Reproduce every line of the listing as written, apart from the pictures.

++++ RECORDS TO USE

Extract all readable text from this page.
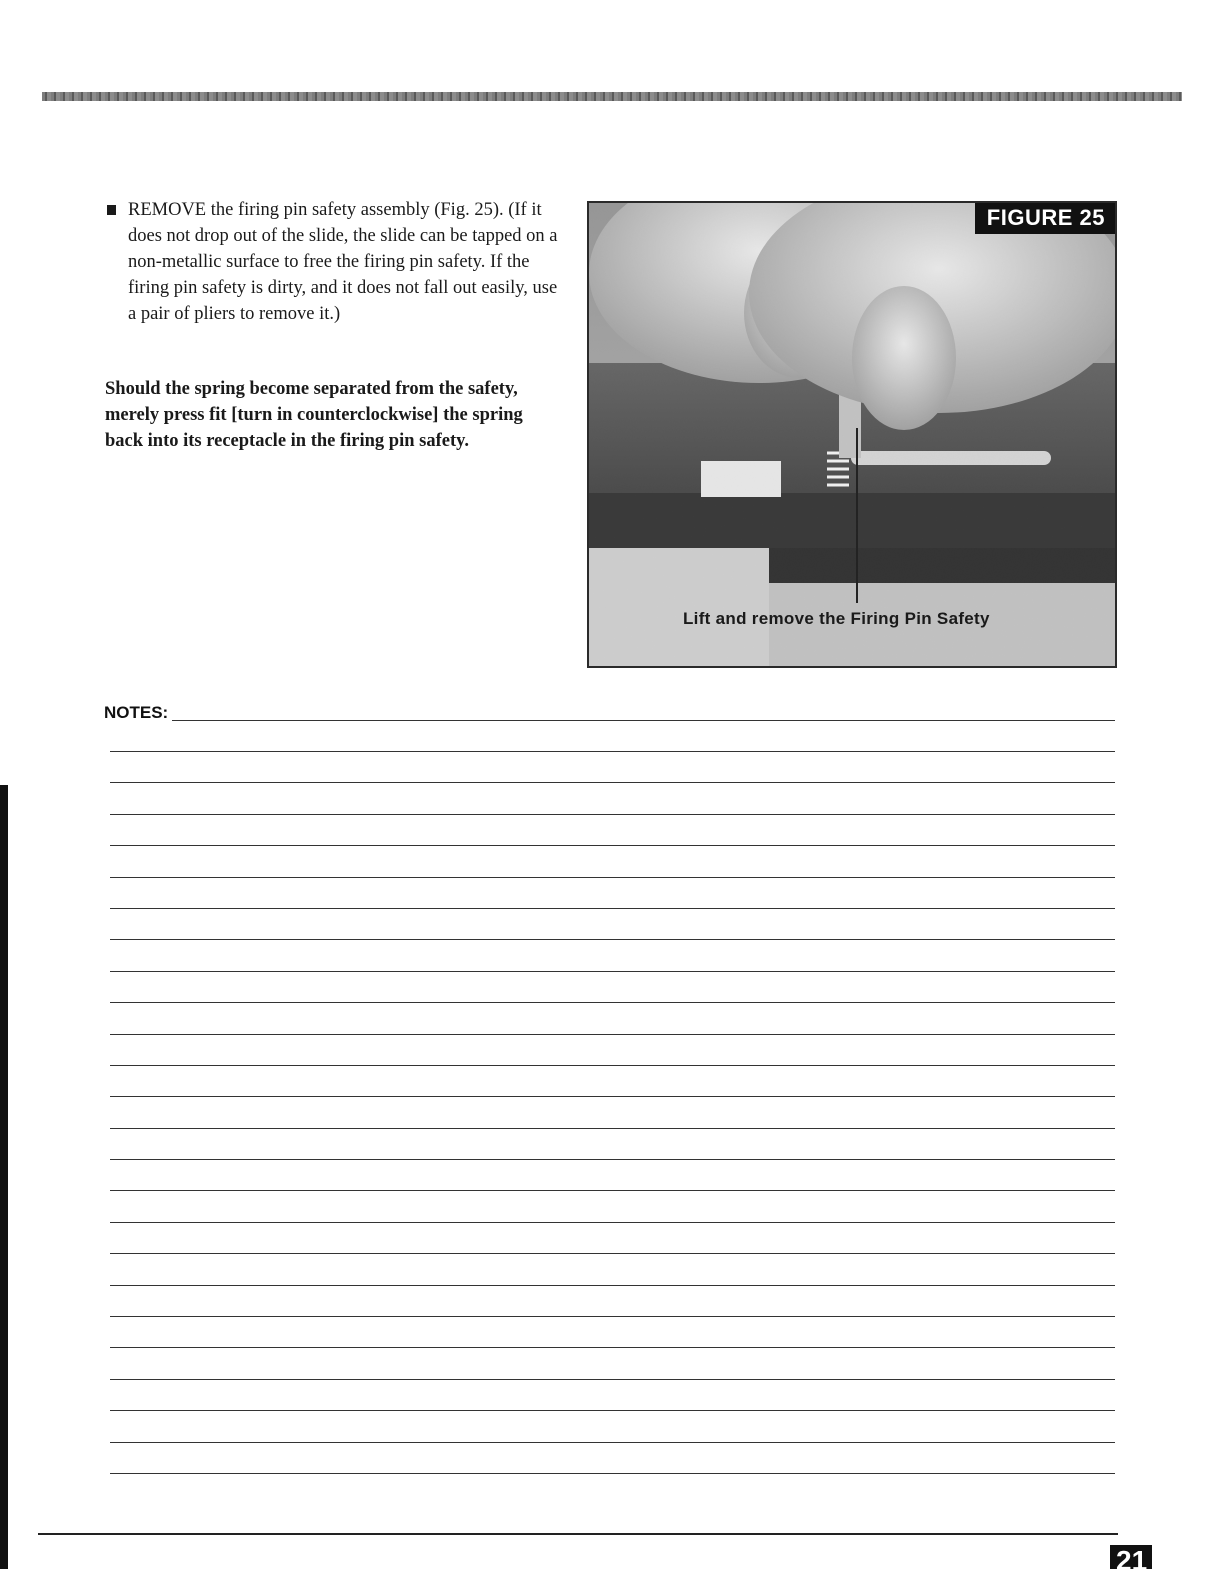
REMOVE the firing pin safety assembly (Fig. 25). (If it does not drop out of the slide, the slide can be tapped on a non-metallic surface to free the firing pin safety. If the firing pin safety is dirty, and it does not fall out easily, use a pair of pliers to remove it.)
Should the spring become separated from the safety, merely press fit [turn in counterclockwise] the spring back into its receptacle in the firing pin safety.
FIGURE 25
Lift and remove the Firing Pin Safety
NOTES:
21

++++++++

#### COMPLETE OUTPUT:
Extract all readable text from this page.
REMOVE the firing pin safety assembly (Fig. 25). (If it does not drop out of the slide, the slide can be tapped on a non-metallic surface to free the firing pin safety. If the firing pin safety is dirty, and it does not fall out easily, use a pair of pliers to remove it.)
Should the spring become separated from the safety, merely press fit [turn in counterclockwise] the spring back into its receptacle in the firing pin safety.
FIGURE 25
Lift and remove the Firing Pin Safety
NOTES:
21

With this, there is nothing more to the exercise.